Set task |
Each line containing the word "JSON" must be collected.

The records |
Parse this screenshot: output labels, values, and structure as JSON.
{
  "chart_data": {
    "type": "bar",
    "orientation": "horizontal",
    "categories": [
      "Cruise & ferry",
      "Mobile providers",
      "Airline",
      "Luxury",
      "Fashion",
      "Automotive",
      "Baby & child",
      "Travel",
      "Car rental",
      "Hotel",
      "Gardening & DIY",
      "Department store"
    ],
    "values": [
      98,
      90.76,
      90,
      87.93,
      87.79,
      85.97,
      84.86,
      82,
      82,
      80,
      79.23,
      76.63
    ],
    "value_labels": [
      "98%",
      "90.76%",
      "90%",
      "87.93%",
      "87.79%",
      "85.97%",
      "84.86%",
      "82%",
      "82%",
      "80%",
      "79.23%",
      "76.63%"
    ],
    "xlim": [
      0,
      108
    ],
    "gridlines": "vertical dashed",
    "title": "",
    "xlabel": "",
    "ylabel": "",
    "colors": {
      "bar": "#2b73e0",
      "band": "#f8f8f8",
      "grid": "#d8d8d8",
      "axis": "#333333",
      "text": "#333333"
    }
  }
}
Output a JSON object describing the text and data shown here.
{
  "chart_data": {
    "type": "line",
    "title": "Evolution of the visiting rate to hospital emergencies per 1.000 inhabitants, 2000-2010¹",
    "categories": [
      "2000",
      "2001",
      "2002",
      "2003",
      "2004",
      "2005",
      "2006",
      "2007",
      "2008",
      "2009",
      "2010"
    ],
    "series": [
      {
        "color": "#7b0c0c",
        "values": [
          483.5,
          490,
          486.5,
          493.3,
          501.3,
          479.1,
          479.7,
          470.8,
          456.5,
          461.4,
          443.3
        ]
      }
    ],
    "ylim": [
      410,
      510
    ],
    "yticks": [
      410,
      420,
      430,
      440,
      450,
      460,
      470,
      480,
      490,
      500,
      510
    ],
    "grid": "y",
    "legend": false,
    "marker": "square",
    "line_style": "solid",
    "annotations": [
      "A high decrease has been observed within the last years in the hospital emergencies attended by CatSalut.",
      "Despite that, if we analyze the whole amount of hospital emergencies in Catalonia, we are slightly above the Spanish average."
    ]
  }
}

Result for this exercise |
Parse this screenshot: output labels, values, and structure as JSON.
Output a JSON object describing the text and data shown here.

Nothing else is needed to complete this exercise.